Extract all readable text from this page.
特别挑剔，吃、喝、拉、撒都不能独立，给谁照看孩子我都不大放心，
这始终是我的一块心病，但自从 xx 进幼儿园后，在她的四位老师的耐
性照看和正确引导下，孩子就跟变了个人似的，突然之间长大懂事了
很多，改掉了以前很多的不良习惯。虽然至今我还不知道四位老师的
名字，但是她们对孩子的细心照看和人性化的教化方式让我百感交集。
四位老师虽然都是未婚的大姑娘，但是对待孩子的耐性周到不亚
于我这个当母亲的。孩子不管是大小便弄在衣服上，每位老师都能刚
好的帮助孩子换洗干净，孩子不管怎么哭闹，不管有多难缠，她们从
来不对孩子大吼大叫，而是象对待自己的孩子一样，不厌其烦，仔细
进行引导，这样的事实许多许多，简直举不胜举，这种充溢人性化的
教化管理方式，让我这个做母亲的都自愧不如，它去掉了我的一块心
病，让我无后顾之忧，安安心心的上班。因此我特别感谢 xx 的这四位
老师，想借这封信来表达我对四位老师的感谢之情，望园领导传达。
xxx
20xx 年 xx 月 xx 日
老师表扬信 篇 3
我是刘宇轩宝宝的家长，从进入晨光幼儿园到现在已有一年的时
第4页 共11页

Task to carry out
Reproduce the full listing word for word.

Task output
Extract all readable text from this page.
特别挑剔，吃、喝、拉、撒都不能独立，给谁照看孩子我都不大放心，
这始终是我的一块心病，但自从 xx 进幼儿园后，在她的四位老师的耐
性照看和正确引导下，孩子就跟变了个人似的，突然之间长大懂事了
很多，改掉了以前很多的不良习惯。虽然至今我还不知道四位老师的
名字，但是她们对孩子的细心照看和人性化的教化方式让我百感交集。
四位老师虽然都是未婚的大姑娘，但是对待孩子的耐性周到不亚
于我这个当母亲的。孩子不管是大小便弄在衣服上，每位老师都能刚
好的帮助孩子换洗干净，孩子不管怎么哭闹，不管有多难缠，她们从
来不对孩子大吼大叫，而是象对待自己的孩子一样，不厌其烦，仔细
进行引导，这样的事实许多许多，简直举不胜举，这种充溢人性化的
教化管理方式，让我这个做母亲的都自愧不如，它去掉了我的一块心
病，让我无后顾之忧，安安心心的上班。因此我特别感谢 xx 的这四位
老师，想借这封信来表达我对四位老师的感谢之情，望园领导传达。
xxx
20xx 年 xx 月 xx 日
老师表扬信 篇 3
我是刘宇轩宝宝的家长，从进入晨光幼儿园到现在已有一年的时
第4页 共11页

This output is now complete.